(Provided material):

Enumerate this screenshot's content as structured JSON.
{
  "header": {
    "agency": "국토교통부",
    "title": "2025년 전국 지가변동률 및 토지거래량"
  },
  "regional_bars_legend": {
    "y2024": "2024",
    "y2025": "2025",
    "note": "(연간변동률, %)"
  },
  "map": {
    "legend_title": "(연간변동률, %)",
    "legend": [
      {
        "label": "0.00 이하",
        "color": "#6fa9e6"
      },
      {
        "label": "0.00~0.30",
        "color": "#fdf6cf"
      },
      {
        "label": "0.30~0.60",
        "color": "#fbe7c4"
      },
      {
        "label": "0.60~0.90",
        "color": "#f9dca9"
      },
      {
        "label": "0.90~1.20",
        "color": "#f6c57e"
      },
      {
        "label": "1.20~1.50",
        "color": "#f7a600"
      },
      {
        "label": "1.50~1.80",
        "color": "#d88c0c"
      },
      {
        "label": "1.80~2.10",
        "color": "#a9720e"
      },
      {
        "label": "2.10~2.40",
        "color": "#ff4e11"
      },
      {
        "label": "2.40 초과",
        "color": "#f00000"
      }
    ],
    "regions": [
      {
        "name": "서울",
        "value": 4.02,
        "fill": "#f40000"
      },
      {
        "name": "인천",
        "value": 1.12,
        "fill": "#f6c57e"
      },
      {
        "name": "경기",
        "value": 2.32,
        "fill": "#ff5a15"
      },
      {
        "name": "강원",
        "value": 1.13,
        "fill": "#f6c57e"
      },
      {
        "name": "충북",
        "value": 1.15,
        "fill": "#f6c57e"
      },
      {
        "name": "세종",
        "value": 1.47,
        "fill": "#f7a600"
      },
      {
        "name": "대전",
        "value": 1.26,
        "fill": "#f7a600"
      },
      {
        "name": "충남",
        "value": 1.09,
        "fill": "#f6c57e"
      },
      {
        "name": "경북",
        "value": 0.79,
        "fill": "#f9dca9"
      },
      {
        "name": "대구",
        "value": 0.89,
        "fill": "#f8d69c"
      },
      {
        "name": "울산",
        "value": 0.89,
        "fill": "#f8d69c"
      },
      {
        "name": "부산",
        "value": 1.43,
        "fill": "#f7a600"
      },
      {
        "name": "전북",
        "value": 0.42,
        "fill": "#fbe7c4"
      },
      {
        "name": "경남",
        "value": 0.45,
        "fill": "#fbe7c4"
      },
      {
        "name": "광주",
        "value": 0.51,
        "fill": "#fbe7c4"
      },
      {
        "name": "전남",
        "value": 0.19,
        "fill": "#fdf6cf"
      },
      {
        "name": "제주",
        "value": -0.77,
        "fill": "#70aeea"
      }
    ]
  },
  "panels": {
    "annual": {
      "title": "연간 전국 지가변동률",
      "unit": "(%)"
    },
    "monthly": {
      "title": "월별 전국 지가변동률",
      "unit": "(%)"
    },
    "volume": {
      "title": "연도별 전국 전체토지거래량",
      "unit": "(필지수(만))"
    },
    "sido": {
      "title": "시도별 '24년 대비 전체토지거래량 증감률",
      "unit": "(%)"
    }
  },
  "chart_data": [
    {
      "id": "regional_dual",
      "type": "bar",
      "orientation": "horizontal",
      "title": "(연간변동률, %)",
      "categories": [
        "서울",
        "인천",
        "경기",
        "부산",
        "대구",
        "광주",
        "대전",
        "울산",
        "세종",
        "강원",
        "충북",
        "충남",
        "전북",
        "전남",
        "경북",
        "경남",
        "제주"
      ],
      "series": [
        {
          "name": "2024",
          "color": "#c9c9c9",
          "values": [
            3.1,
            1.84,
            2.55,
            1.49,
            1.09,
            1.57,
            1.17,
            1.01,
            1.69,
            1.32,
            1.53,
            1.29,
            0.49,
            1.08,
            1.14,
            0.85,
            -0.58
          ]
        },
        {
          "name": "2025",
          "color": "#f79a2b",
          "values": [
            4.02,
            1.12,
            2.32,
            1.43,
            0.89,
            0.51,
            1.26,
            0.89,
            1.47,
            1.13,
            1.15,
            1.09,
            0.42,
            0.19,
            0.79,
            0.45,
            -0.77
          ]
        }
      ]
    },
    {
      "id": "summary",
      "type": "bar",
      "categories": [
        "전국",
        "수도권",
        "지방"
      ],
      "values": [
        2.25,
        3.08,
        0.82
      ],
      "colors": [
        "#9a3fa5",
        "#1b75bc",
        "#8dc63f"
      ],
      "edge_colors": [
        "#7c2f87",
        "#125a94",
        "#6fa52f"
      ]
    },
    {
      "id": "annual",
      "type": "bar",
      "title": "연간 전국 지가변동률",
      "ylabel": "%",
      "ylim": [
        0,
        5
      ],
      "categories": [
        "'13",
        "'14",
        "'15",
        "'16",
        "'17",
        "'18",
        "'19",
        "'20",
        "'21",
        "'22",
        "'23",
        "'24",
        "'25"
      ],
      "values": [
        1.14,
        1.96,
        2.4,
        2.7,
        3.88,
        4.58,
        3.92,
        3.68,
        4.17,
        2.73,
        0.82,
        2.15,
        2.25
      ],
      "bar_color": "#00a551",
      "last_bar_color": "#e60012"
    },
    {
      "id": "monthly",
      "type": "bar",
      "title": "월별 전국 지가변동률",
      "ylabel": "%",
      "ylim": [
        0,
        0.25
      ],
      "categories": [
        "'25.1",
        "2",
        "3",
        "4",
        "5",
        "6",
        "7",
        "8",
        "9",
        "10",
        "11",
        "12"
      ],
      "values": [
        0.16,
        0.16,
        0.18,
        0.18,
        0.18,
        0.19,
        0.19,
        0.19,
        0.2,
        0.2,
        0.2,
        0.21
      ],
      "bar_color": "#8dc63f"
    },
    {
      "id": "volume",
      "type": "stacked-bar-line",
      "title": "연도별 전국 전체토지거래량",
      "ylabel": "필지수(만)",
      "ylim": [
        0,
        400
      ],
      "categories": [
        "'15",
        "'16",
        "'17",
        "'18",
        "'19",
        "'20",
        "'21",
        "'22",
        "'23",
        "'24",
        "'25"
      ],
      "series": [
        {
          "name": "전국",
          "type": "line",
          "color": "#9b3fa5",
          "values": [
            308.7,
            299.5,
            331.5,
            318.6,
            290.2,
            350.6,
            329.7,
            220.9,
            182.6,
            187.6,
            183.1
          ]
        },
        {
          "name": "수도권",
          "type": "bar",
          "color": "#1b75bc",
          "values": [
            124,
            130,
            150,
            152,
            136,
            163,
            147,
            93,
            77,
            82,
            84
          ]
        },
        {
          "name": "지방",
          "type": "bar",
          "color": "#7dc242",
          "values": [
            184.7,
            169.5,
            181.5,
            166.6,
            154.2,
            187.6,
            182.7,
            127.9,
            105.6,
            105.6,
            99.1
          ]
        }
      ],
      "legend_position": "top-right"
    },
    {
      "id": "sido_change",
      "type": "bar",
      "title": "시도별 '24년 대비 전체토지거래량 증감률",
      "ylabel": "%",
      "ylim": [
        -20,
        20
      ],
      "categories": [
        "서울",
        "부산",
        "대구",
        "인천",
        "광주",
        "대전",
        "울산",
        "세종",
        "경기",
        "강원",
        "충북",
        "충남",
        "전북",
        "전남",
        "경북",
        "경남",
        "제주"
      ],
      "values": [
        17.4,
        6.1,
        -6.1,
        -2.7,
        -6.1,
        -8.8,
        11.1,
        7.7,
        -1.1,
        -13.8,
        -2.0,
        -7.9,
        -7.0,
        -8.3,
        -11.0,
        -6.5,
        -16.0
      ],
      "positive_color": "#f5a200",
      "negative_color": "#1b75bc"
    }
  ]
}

(Do this):
Set down every line of the listing above again, exactly as given.

(Final result):
Enumerate this screenshot's content as structured JSON.
{
  "header": {
    "agency": "국토교통부",
    "title": "2025년 전국 지가변동률 및 토지거래량"
  },
  "regional_bars_legend": {
    "y2024": "2024",
    "y2025": "2025",
    "note": "(연간변동률, %)"
  },
  "map": {
    "legend_title": "(연간변동률, %)",
    "legend": [
      {
        "label": "0.00 이하",
        "color": "#6fa9e6"
      },
      {
        "label": "0.00~0.30",
        "color": "#fdf6cf"
      },
      {
        "label": "0.30~0.60",
        "color": "#fbe7c4"
      },
      {
        "label": "0.60~0.90",
        "color": "#f9dca9"
      },
      {
        "label": "0.90~1.20",
        "color": "#f6c57e"
      },
      {
        "label": "1.20~1.50",
        "color": "#f7a600"
      },
      {
        "label": "1.50~1.80",
        "color": "#d88c0c"
      },
      {
        "label": "1.80~2.10",
        "color": "#a9720e"
      },
      {
        "label": "2.10~2.40",
        "color": "#ff4e11"
      },
      {
        "label": "2.40 초과",
        "color": "#f00000"
      }
    ],
    "regions": [
      {
        "name": "서울",
        "value": 4.02,
        "fill": "#f40000"
      },
      {
        "name": "인천",
        "value": 1.12,
        "fill": "#f6c57e"
      },
      {
        "name": "경기",
        "value": 2.32,
        "fill": "#ff5a15"
      },
      {
        "name": "강원",
        "value": 1.13,
        "fill": "#f6c57e"
      },
      {
        "name": "충북",
        "value": 1.15,
        "fill": "#f6c57e"
      },
      {
        "name": "세종",
        "value": 1.47,
        "fill": "#f7a600"
      },
      {
        "name": "대전",
        "value": 1.26,
        "fill": "#f7a600"
      },
      {
        "name": "충남",
        "value": 1.09,
        "fill": "#f6c57e"
      },
      {
        "name": "경북",
        "value": 0.79,
        "fill": "#f9dca9"
      },
      {
        "name": "대구",
        "value": 0.89,
        "fill": "#f8d69c"
      },
      {
        "name": "울산",
        "value": 0.89,
        "fill": "#f8d69c"
      },
      {
        "name": "부산",
        "value": 1.43,
        "fill": "#f7a600"
      },
      {
        "name": "전북",
        "value": 0.42,
        "fill": "#fbe7c4"
      },
      {
        "name": "경남",
        "value": 0.45,
        "fill": "#fbe7c4"
      },
      {
        "name": "광주",
        "value": 0.51,
        "fill": "#fbe7c4"
      },
      {
        "name": "전남",
        "value": 0.19,
        "fill": "#fdf6cf"
      },
      {
        "name": "제주",
        "value": -0.77,
        "fill": "#70aeea"
      }
    ]
  },
  "panels": {
    "annual": {
      "title": "연간 전국 지가변동률",
      "unit": "(%)"
    },
    "monthly": {
      "title": "월별 전국 지가변동률",
      "unit": "(%)"
    },
    "volume": {
      "title": "연도별 전국 전체토지거래량",
      "unit": "(필지수(만))"
    },
    "sido": {
      "title": "시도별 '24년 대비 전체토지거래량 증감률",
      "unit": "(%)"
    }
  },
  "chart_data": [
    {
      "id": "regional_dual",
      "type": "bar",
      "orientation": "horizontal",
      "title": "(연간변동률, %)",
      "categories": [
        "서울",
        "인천",
        "경기",
        "부산",
        "대구",
        "광주",
        "대전",
        "울산",
        "세종",
        "강원",
        "충북",
        "충남",
        "전북",
        "전남",
        "경북",
        "경남",
        "제주"
      ],
      "series": [
        {
          "name": "2024",
          "color": "#c9c9c9",
          "values": [
            3.1,
            1.84,
            2.55,
            1.49,
            1.09,
            1.57,
            1.17,
            1.01,
            1.69,
            1.32,
            1.53,
            1.29,
            0.49,
            1.08,
            1.14,
            0.85,
            -0.58
          ]
        },
        {
          "name": "2025",
          "color": "#f79a2b",
          "values": [
            4.02,
            1.12,
            2.32,
            1.43,
            0.89,
            0.51,
            1.26,
            0.89,
            1.47,
            1.13,
            1.15,
            1.09,
            0.42,
            0.19,
            0.79,
            0.45,
            -0.77
          ]
        }
      ]
    },
    {
      "id": "summary",
      "type": "bar",
      "categories": [
        "전국",
        "수도권",
        "지방"
      ],
      "values": [
        2.25,
        3.08,
        0.82
      ],
      "colors": [
        "#9a3fa5",
        "#1b75bc",
        "#8dc63f"
      ],
      "edge_colors": [
        "#7c2f87",
        "#125a94",
        "#6fa52f"
      ]
    },
    {
      "id": "annual",
      "type": "bar",
      "title": "연간 전국 지가변동률",
      "ylabel": "%",
      "ylim": [
        0,
        5
      ],
      "categories": [
        "'13",
        "'14",
        "'15",
        "'16",
        "'17",
        "'18",
        "'19",
        "'20",
        "'21",
        "'22",
        "'23",
        "'24",
        "'25"
      ],
      "values": [
        1.14,
        1.96,
        2.4,
        2.7,
        3.88,
        4.58,
        3.92,
        3.68,
        4.17,
        2.73,
        0.82,
        2.15,
        2.25
      ],
      "bar_color": "#00a551",
      "last_bar_color": "#e60012"
    },
    {
      "id": "monthly",
      "type": "bar",
      "title": "월별 전국 지가변동률",
      "ylabel": "%",
      "ylim": [
        0,
        0.25
      ],
      "categories": [
        "'25.1",
        "2",
        "3",
        "4",
        "5",
        "6",
        "7",
        "8",
        "9",
        "10",
        "11",
        "12"
      ],
      "values": [
        0.16,
        0.16,
        0.18,
        0.18,
        0.18,
        0.19,
        0.19,
        0.19,
        0.2,
        0.2,
        0.2,
        0.21
      ],
      "bar_color": "#8dc63f"
    },
    {
      "id": "volume",
      "type": "stacked-bar-line",
      "title": "연도별 전국 전체토지거래량",
      "ylabel": "필지수(만)",
      "ylim": [
        0,
        400
      ],
      "categories": [
        "'15",
        "'16",
        "'17",
        "'18",
        "'19",
        "'20",
        "'21",
        "'22",
        "'23",
        "'24",
        "'25"
      ],
      "series": [
        {
          "name": "전국",
          "type": "line",
          "color": "#9b3fa5",
          "values": [
            308.7,
            299.5,
            331.5,
            318.6,
            290.2,
            350.6,
            329.7,
            220.9,
            182.6,
            187.6,
            183.1
          ]
        },
        {
          "name": "수도권",
          "type": "bar",
          "color": "#1b75bc",
          "values": [
            124,
            130,
            150,
            152,
            136,
            163,
            147,
            93,
            77,
            82,
            84
          ]
        },
        {
          "name": "지방",
          "type": "bar",
          "color": "#7dc242",
          "values": [
            184.7,
            169.5,
            181.5,
            166.6,
            154.2,
            187.6,
            182.7,
            127.9,
            105.6,
            105.6,
            99.1
          ]
        }
      ],
      "legend_position": "top-right"
    },
    {
      "id": "sido_change",
      "type": "bar",
      "title": "시도별 '24년 대비 전체토지거래량 증감률",
      "ylabel": "%",
      "ylim": [
        -20,
        20
      ],
      "categories": [
        "서울",
        "부산",
        "대구",
        "인천",
        "광주",
        "대전",
        "울산",
        "세종",
        "경기",
        "강원",
        "충북",
        "충남",
        "전북",
        "전남",
        "경북",
        "경남",
        "제주"
      ],
      "values": [
        17.4,
        6.1,
        -6.1,
        -2.7,
        -6.1,
        -8.8,
        11.1,
        7.7,
        -1.1,
        -13.8,
        -2.0,
        -7.9,
        -7.0,
        -8.3,
        -11.0,
        -6.5,
        -16.0
      ],
      "positive_color": "#f5a200",
      "negative_color": "#1b75bc"
    }
  ]
}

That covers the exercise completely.